■ **Written problem**
In the listing that follows, count every line with the word "plus" in it and write only the total.

▽

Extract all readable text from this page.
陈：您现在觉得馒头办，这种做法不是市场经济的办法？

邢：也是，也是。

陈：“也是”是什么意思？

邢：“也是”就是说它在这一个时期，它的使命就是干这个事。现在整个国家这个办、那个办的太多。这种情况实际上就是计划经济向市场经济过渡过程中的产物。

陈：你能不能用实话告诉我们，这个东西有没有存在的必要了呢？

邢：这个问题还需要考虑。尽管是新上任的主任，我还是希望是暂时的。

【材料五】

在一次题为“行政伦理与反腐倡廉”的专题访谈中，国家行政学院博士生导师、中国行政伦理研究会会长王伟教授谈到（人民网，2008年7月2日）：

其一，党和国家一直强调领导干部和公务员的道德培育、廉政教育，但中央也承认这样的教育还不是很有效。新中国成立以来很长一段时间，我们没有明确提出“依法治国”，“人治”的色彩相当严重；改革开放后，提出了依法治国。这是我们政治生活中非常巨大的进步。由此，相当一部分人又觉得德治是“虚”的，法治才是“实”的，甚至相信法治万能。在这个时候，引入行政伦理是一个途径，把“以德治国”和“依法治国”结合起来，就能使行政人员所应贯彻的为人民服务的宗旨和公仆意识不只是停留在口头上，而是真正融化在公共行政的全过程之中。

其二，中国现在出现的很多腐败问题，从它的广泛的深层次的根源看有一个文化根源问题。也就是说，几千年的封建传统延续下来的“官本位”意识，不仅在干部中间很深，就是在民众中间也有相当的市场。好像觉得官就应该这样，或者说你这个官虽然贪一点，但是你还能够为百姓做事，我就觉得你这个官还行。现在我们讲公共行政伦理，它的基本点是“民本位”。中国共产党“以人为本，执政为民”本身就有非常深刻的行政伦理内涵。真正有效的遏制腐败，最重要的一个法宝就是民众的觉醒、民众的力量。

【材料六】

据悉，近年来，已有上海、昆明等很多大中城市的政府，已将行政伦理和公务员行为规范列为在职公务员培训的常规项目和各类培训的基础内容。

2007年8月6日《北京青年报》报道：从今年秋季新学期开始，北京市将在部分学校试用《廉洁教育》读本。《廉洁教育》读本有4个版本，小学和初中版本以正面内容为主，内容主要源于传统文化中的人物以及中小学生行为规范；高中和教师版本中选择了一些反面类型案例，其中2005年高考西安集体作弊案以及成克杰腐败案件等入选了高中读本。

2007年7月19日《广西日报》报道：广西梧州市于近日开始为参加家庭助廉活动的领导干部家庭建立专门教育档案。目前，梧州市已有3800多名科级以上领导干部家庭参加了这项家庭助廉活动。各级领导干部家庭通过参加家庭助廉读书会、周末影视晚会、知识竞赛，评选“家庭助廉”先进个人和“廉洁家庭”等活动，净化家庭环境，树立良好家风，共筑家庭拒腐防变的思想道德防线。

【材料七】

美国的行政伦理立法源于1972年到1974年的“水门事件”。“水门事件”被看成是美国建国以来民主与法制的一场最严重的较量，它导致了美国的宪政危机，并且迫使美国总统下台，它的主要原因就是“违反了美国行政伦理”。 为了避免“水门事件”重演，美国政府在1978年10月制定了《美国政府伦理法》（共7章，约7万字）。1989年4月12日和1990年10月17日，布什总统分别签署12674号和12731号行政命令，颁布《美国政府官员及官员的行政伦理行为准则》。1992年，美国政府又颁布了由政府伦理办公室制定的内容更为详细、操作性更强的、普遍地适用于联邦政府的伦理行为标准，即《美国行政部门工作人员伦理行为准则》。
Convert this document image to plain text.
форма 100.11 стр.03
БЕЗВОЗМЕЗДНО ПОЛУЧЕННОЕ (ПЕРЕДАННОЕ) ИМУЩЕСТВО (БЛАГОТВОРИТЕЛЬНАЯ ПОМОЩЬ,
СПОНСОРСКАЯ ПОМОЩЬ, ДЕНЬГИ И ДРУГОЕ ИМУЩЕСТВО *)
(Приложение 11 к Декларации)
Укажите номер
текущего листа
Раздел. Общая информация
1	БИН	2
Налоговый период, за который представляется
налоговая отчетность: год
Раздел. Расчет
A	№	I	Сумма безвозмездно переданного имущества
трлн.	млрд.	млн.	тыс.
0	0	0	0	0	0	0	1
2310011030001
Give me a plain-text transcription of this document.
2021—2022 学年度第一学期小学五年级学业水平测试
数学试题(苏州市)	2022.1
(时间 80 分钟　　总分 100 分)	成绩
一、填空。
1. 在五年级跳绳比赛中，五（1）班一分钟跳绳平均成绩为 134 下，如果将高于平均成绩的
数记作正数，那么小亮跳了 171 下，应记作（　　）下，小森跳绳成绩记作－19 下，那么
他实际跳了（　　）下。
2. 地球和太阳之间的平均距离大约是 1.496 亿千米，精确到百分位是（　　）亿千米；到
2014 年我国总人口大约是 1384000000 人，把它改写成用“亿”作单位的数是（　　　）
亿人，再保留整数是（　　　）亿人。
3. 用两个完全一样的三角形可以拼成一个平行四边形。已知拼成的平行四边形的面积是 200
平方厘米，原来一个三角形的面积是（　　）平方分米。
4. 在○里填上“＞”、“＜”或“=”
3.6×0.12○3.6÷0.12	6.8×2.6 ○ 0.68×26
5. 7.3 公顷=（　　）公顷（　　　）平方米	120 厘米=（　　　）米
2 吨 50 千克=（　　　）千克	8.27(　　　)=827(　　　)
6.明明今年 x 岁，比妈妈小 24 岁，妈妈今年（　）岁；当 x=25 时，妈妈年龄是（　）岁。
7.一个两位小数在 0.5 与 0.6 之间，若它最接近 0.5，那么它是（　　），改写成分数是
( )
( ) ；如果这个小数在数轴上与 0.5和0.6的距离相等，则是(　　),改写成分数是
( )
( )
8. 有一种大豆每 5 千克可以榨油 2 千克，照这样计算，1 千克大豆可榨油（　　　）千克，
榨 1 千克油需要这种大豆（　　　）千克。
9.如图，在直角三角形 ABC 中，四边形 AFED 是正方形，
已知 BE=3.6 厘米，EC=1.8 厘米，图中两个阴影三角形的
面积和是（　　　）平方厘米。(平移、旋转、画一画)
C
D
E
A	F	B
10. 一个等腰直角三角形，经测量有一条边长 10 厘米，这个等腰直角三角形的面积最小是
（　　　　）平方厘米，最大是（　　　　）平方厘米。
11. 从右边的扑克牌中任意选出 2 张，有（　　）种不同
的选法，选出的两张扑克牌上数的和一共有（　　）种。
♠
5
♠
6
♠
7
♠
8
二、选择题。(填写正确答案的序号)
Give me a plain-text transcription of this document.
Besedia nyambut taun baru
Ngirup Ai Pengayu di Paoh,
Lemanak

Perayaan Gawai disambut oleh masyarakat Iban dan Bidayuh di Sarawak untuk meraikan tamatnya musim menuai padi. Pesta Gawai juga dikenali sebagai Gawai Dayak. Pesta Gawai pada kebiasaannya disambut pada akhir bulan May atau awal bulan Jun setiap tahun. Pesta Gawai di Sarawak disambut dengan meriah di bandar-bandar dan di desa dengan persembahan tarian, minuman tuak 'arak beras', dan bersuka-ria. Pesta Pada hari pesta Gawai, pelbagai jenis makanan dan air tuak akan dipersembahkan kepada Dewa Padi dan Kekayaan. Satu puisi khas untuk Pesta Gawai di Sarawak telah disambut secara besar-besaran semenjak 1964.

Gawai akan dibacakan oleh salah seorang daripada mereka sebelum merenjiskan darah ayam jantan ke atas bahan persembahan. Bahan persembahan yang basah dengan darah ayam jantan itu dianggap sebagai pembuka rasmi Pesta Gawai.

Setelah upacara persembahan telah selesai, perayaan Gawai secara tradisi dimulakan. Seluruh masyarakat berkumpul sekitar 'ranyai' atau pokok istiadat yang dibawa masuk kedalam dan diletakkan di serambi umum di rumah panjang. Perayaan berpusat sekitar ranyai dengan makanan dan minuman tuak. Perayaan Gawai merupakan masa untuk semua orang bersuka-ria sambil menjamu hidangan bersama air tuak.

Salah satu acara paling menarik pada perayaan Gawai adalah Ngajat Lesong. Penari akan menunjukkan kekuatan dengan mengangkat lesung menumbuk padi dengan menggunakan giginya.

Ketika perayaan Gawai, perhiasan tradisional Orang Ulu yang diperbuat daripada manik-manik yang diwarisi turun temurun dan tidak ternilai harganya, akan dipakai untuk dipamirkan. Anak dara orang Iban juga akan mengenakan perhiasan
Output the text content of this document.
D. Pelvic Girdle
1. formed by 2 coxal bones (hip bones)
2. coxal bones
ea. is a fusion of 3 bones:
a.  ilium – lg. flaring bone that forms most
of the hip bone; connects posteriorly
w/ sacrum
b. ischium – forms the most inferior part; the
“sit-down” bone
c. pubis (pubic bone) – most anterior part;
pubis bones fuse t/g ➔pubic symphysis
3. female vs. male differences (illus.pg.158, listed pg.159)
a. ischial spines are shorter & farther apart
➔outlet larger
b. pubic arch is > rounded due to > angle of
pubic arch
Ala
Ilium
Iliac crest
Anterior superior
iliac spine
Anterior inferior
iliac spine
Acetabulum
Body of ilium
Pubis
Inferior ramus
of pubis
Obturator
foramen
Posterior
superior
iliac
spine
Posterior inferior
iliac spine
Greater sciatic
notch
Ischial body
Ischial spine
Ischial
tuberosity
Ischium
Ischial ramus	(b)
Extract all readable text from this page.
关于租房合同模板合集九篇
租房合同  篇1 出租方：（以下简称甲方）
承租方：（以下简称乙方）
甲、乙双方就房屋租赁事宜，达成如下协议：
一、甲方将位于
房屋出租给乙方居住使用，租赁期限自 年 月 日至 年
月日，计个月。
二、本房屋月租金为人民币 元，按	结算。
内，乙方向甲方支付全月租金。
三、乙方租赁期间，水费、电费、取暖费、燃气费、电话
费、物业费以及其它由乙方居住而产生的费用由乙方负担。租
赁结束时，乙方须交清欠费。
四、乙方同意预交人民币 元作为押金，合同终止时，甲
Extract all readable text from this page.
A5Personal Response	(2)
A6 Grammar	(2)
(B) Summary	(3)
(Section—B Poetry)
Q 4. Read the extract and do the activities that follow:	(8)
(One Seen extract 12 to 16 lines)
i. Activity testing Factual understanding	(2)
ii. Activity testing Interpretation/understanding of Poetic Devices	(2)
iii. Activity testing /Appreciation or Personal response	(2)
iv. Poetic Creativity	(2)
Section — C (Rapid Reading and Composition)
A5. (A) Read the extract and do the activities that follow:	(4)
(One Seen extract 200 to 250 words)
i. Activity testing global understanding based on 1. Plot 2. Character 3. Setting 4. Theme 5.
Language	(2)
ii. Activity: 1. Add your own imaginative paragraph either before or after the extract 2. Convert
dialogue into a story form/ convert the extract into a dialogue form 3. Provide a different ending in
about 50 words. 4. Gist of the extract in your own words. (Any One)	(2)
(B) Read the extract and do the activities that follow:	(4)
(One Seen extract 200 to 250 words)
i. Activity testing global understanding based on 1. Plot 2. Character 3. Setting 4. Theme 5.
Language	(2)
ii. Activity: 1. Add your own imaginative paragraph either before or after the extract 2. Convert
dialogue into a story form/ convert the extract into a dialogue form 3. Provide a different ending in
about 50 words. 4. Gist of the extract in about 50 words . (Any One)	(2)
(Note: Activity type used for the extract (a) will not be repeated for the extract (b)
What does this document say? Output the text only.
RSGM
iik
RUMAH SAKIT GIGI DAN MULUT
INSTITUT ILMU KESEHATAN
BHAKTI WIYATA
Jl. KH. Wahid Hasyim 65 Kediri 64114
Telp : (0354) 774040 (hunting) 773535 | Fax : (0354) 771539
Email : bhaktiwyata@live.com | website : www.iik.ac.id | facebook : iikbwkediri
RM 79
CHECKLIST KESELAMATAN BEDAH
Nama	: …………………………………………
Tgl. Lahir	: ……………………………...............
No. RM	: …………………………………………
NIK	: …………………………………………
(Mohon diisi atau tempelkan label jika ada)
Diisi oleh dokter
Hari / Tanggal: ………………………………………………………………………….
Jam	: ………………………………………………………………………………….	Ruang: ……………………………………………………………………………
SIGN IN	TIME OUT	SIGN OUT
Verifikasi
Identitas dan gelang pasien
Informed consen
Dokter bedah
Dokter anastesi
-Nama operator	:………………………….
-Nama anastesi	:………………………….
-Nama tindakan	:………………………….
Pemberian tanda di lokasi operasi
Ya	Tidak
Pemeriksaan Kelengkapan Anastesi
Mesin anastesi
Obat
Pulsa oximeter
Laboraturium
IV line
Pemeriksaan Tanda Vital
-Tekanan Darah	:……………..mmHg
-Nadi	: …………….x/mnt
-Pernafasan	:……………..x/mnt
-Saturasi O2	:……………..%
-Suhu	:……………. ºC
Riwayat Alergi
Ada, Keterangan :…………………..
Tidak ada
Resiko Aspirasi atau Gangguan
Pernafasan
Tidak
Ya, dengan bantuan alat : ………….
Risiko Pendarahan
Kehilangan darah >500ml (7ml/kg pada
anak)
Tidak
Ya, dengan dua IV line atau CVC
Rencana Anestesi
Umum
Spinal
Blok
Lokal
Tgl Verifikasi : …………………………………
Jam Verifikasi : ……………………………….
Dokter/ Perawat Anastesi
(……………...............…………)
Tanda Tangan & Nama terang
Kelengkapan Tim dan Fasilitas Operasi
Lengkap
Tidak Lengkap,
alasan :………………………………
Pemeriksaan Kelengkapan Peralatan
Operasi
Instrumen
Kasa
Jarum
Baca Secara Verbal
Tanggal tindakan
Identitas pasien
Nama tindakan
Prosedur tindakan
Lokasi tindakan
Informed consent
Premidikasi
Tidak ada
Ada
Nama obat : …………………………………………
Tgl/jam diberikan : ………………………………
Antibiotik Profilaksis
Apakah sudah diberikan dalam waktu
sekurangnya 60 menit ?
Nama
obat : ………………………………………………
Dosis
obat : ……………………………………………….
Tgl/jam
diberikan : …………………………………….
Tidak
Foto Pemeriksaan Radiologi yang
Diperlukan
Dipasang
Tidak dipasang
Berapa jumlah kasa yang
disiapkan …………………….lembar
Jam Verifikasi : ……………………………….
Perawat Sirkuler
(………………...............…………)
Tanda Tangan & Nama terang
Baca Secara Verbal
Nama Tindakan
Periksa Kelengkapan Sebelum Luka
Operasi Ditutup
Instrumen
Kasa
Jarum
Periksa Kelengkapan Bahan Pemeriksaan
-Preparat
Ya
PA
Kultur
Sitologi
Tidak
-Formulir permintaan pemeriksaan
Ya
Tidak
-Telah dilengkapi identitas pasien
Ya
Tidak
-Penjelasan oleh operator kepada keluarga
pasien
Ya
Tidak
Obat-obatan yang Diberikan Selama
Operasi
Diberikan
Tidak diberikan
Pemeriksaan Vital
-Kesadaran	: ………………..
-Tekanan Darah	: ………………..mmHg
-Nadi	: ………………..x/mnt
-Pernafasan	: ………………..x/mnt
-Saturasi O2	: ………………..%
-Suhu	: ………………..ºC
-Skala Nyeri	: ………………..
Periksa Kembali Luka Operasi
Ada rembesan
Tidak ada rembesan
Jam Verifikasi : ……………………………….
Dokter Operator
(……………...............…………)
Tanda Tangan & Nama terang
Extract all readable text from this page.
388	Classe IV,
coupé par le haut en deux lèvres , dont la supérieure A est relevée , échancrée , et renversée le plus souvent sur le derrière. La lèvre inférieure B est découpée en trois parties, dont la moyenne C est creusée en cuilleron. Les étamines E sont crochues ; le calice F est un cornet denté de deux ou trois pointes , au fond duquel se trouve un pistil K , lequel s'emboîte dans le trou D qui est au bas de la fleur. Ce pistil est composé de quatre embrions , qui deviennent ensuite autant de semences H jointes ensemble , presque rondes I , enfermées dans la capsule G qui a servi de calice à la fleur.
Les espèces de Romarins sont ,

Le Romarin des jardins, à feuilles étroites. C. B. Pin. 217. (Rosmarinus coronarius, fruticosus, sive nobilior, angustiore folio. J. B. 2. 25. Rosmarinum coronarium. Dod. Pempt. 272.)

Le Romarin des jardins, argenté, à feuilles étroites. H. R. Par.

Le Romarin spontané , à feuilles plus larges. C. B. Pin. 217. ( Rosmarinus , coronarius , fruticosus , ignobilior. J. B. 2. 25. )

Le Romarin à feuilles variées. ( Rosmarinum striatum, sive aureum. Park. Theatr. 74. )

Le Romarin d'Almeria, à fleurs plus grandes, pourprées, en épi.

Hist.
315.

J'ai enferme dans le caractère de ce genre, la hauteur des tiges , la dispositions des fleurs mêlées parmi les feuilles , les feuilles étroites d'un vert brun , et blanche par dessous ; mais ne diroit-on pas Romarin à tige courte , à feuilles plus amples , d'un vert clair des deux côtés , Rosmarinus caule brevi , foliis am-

△

■ **Complete response**
4